[Problem requirements] Quote the records that follow in full and exactly; leave out the pictures.

— START OF Data shown —

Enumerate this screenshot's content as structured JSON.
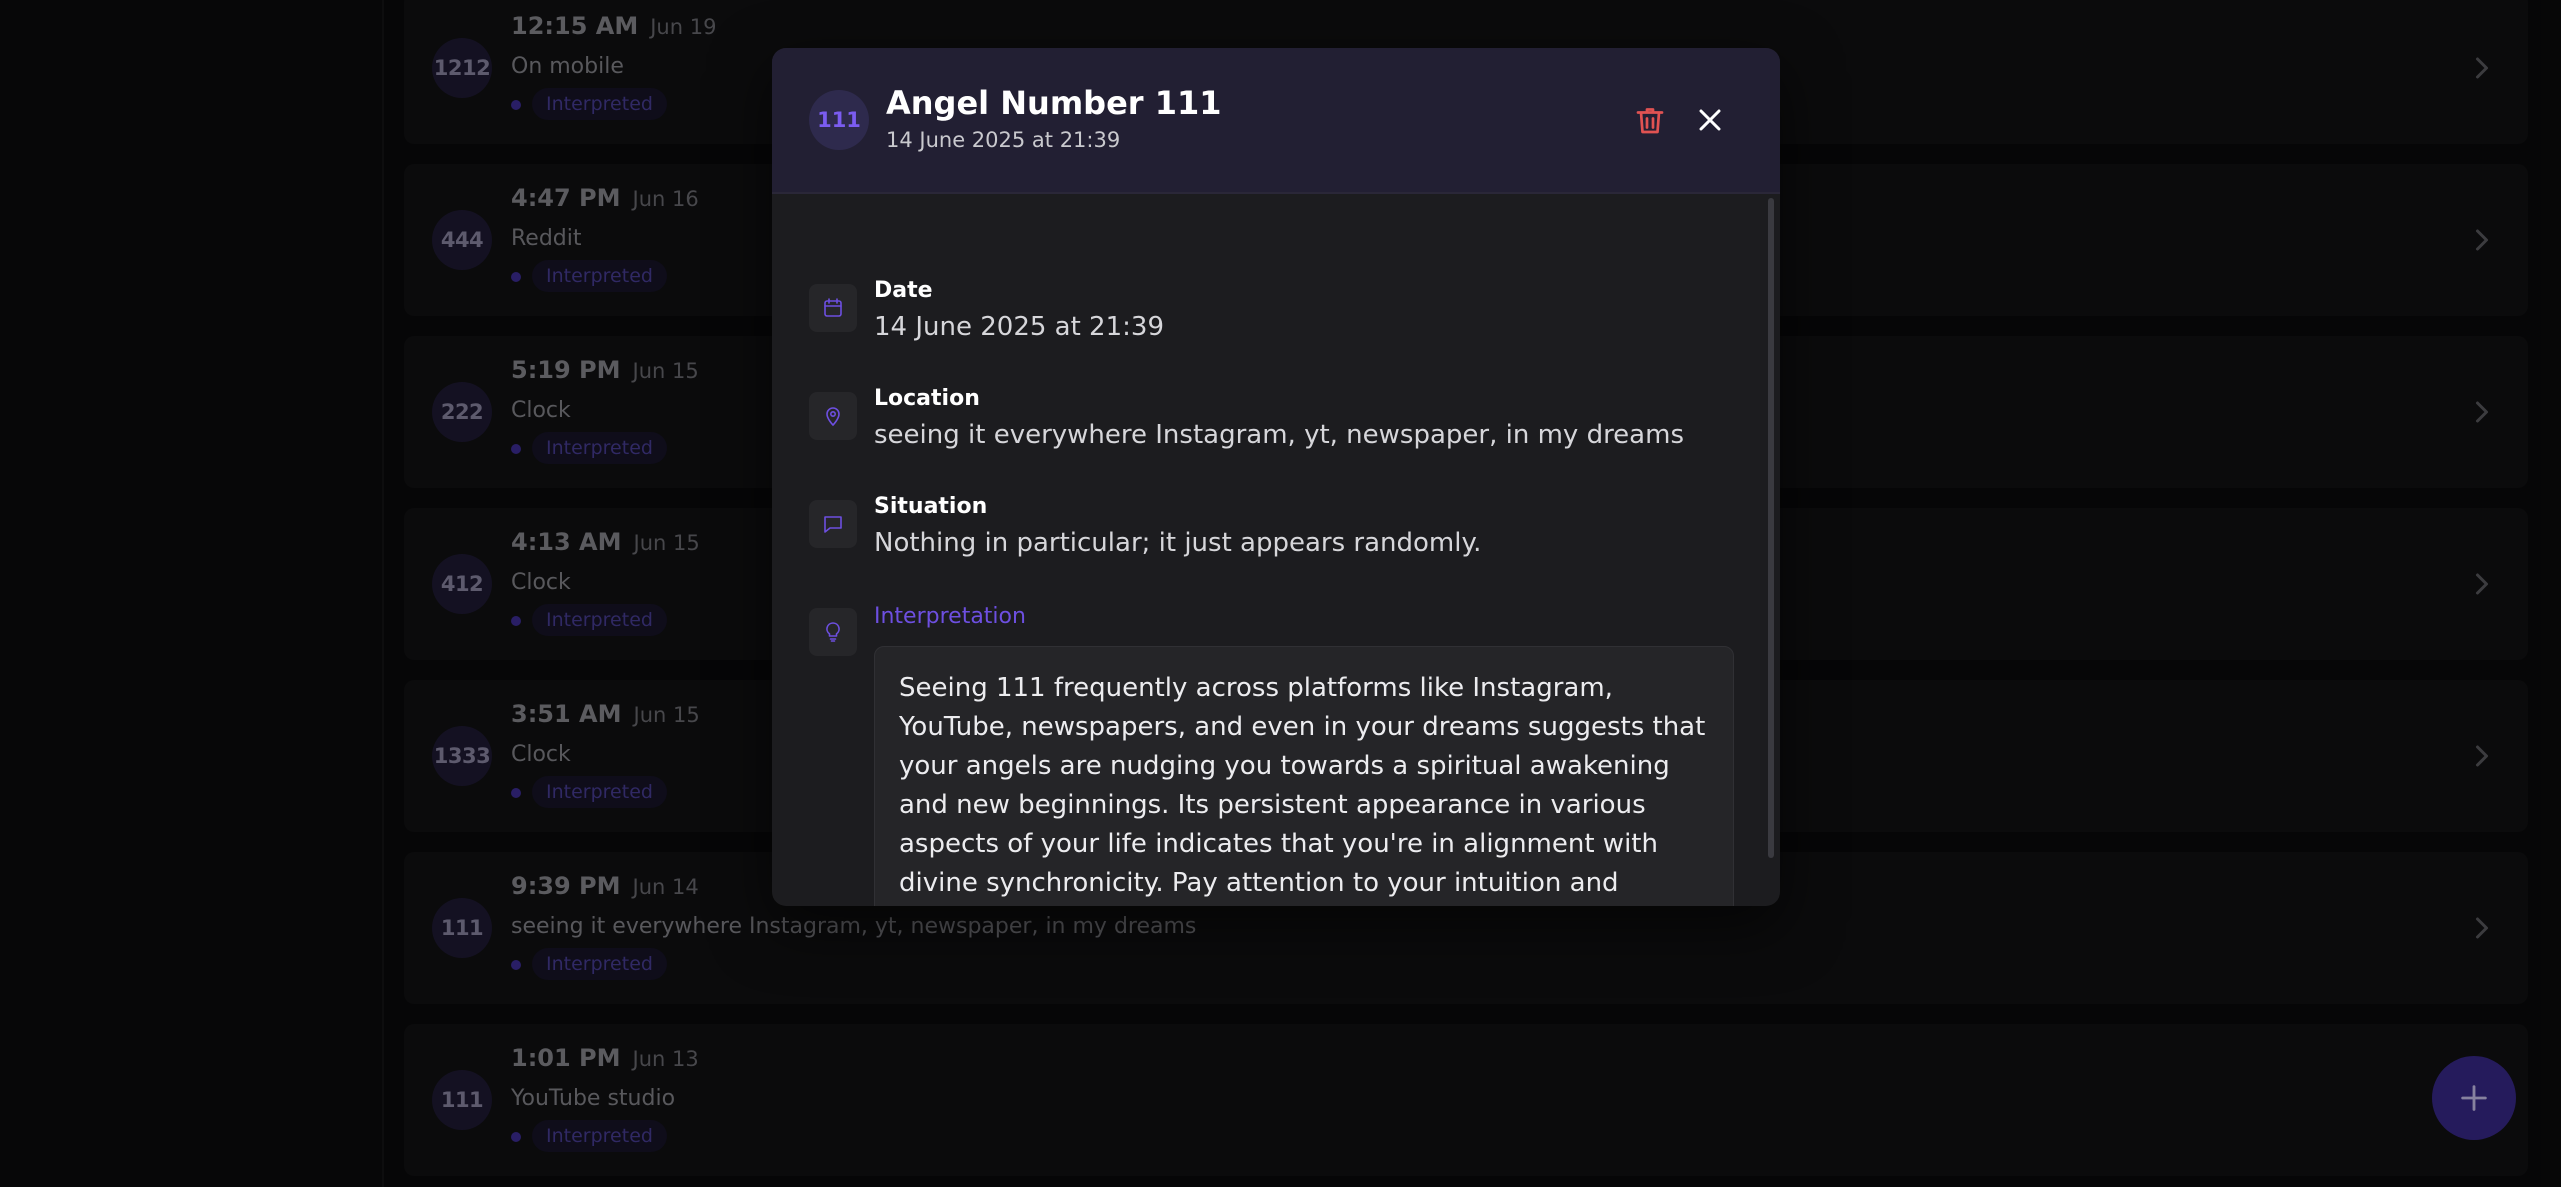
{
  "list": {
    "rows": [
      {
        "number": "1212",
        "time": "12:15 AM",
        "date": "Jun 19",
        "source": "On mobile",
        "status": "Interpreted"
      },
      {
        "number": "444",
        "time": "4:47 PM",
        "date": "Jun 16",
        "source": "Reddit",
        "status": "Interpreted"
      },
      {
        "number": "222",
        "time": "5:19 PM",
        "date": "Jun 15",
        "source": "Clock",
        "status": "Interpreted"
      },
      {
        "number": "412",
        "time": "4:13 AM",
        "date": "Jun 15",
        "source": "Clock",
        "status": "Interpreted"
      },
      {
        "number": "1333",
        "time": "3:51 AM",
        "date": "Jun 15",
        "source": "Clock",
        "status": "Interpreted"
      },
      {
        "number": "111",
        "time": "9:39 PM",
        "date": "Jun 14",
        "source": "seeing it everywhere Instagram, yt, newspaper, in my dreams",
        "status": "Interpreted"
      },
      {
        "number": "111",
        "time": "1:01 PM",
        "date": "Jun 13",
        "source": "YouTube studio",
        "status": "Interpreted"
      }
    ]
  },
  "modal": {
    "badge": "111",
    "title": "Angel Number 111",
    "subtitle": "14 June 2025 at 21:39",
    "fields": {
      "date": {
        "label": "Date",
        "value": "14 June 2025 at 21:39"
      },
      "location": {
        "label": "Location",
        "value": "seeing it everywhere Instagram, yt, newspaper, in my dreams"
      },
      "situation": {
        "label": "Situation",
        "value": "Nothing in particular; it just appears randomly."
      },
      "interpretation": {
        "label": "Interpretation",
        "value": "Seeing 111 frequently across platforms like Instagram, YouTube, newspapers, and even in your dreams suggests that your angels are nudging you towards a spiritual awakening and new beginnings. Its persistent appearance in various aspects of your life indicates that you're in alignment with divine synchronicity. Pay attention to your intuition and explore new opportunities that resonate with you."
      }
    }
  },
  "icons": {
    "row_chevron": "chevron-right-icon",
    "fab": "plus-icon",
    "delete": "trash-icon",
    "close": "close-icon",
    "date": "calendar-icon",
    "location": "map-pin-icon",
    "situation": "message-icon",
    "interpretation": "lightbulb-icon"
  },
  "colors": {
    "accent": "#6d4fe0",
    "delete": "#e05252",
    "fab": "#3a2a8e"
  }
}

— END OF Data shown —

[Result of this exercise]
Enumerate this screenshot's content as structured JSON.
{
  "list": {
    "rows": [
      {
        "number": "1212",
        "time": "12:15 AM",
        "date": "Jun 19",
        "source": "On mobile",
        "status": "Interpreted"
      },
      {
        "number": "444",
        "time": "4:47 PM",
        "date": "Jun 16",
        "source": "Reddit",
        "status": "Interpreted"
      },
      {
        "number": "222",
        "time": "5:19 PM",
        "date": "Jun 15",
        "source": "Clock",
        "status": "Interpreted"
      },
      {
        "number": "412",
        "time": "4:13 AM",
        "date": "Jun 15",
        "source": "Clock",
        "status": "Interpreted"
      },
      {
        "number": "1333",
        "time": "3:51 AM",
        "date": "Jun 15",
        "source": "Clock",
        "status": "Interpreted"
      },
      {
        "number": "111",
        "time": "9:39 PM",
        "date": "Jun 14",
        "source": "seeing it everywhere Instagram, yt, newspaper, in my dreams",
        "status": "Interpreted"
      },
      {
        "number": "111",
        "time": "1:01 PM",
        "date": "Jun 13",
        "source": "YouTube studio",
        "status": "Interpreted"
      }
    ]
  },
  "modal": {
    "badge": "111",
    "title": "Angel Number 111",
    "subtitle": "14 June 2025 at 21:39",
    "fields": {
      "date": {
        "label": "Date",
        "value": "14 June 2025 at 21:39"
      },
      "location": {
        "label": "Location",
        "value": "seeing it everywhere Instagram, yt, newspaper, in my dreams"
      },
      "situation": {
        "label": "Situation",
        "value": "Nothing in particular; it just appears randomly."
      },
      "interpretation": {
        "label": "Interpretation",
        "value": "Seeing 111 frequently across platforms like Instagram, YouTube, newspapers, and even in your dreams suggests that your angels are nudging you towards a spiritual awakening and new beginnings. Its persistent appearance in various aspects of your life indicates that you're in alignment with divine synchronicity. Pay attention to your intuition and explore new opportunities that resonate with you."
      }
    }
  },
  "icons": {
    "row_chevron": "chevron-right-icon",
    "fab": "plus-icon",
    "delete": "trash-icon",
    "close": "close-icon",
    "date": "calendar-icon",
    "location": "map-pin-icon",
    "situation": "message-icon",
    "interpretation": "lightbulb-icon"
  },
  "colors": {
    "accent": "#6d4fe0",
    "delete": "#e05252",
    "fab": "#3a2a8e"
  }
}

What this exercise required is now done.